-- Stated problem --
Skip the pictures. Copy all the rest of the records down exactly.

* * *

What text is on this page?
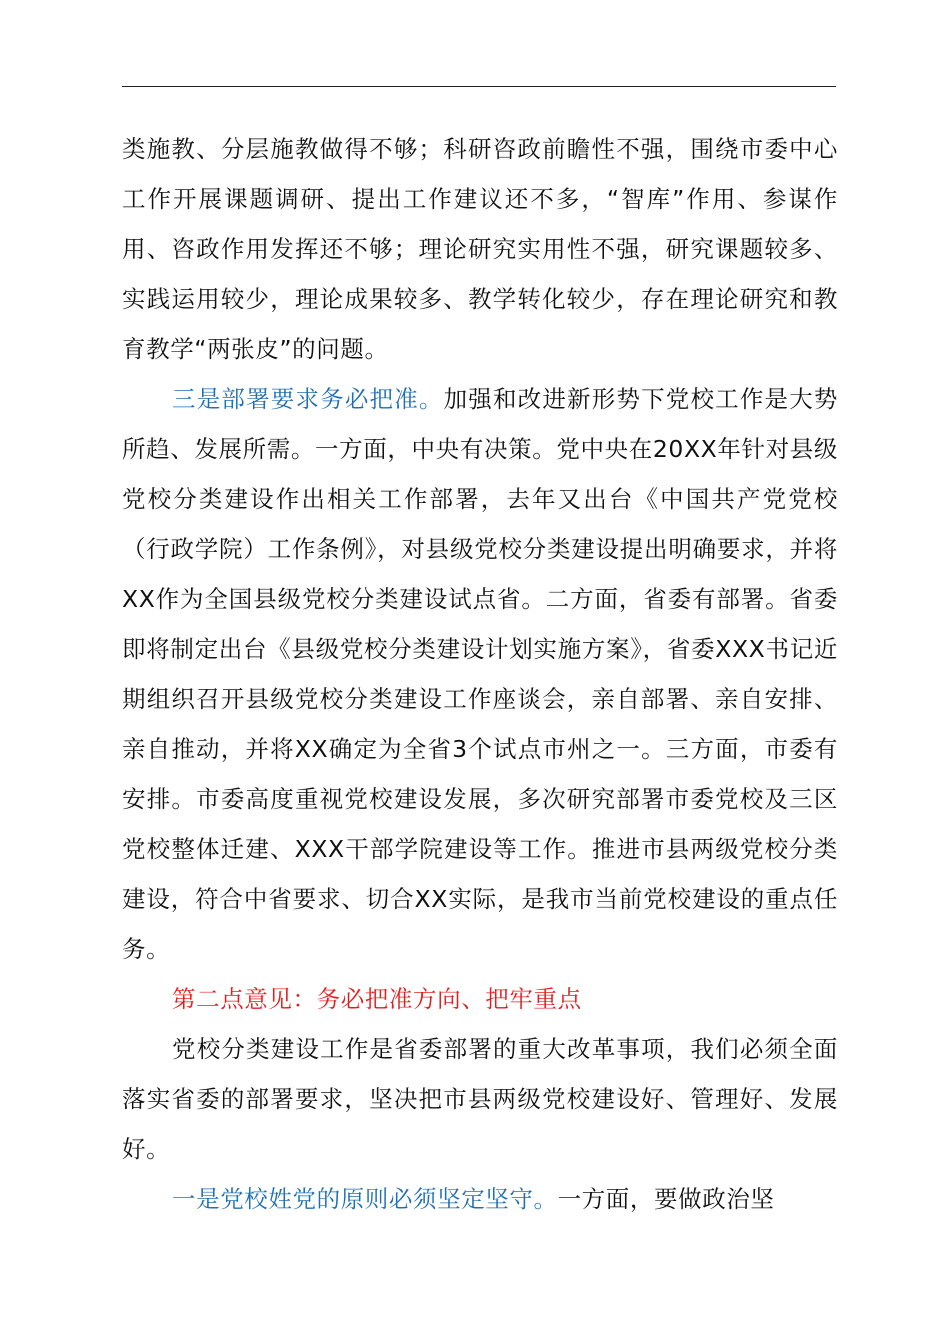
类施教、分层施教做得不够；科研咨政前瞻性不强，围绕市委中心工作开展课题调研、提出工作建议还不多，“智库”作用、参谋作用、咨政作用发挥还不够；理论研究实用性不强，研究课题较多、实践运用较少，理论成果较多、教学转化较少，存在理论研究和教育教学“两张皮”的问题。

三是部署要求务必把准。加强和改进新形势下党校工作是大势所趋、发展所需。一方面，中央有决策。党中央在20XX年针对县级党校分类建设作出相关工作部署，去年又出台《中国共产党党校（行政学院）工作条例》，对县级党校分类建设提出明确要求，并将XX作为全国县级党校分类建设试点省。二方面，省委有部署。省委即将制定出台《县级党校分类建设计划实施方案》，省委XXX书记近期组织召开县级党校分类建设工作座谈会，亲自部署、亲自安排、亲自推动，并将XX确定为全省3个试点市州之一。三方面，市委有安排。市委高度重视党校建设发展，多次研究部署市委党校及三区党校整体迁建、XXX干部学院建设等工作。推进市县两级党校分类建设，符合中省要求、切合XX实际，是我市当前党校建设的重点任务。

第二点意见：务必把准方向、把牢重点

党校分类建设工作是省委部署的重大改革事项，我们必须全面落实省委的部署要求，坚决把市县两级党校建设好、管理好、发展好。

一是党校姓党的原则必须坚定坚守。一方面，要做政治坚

* * *

-- Solution for this task --
What text is on this page?
类施教、分层施教做得不够；科研咨政前瞻性不强，围绕市委中心工作开展课题调研、提出工作建议还不多，“智库”作用、参谋作用、咨政作用发挥还不够；理论研究实用性不强，研究课题较多、实践运用较少，理论成果较多、教学转化较少，存在理论研究和教育教学“两张皮”的问题。

三是部署要求务必把准。加强和改进新形势下党校工作是大势所趋、发展所需。一方面，中央有决策。党中央在20XX年针对县级党校分类建设作出相关工作部署，去年又出台《中国共产党党校（行政学院）工作条例》，对县级党校分类建设提出明确要求，并将XX作为全国县级党校分类建设试点省。二方面，省委有部署。省委即将制定出台《县级党校分类建设计划实施方案》，省委XXX书记近期组织召开县级党校分类建设工作座谈会，亲自部署、亲自安排、亲自推动，并将XX确定为全省3个试点市州之一。三方面，市委有安排。市委高度重视党校建设发展，多次研究部署市委党校及三区党校整体迁建、XXX干部学院建设等工作。推进市县两级党校分类建设，符合中省要求、切合XX实际，是我市当前党校建设的重点任务。

第二点意见：务必把准方向、把牢重点

党校分类建设工作是省委部署的重大改革事项，我们必须全面落实省委的部署要求，坚决把市县两级党校建设好、管理好、发展好。

一是党校姓党的原则必须坚定坚守。一方面，要做政治坚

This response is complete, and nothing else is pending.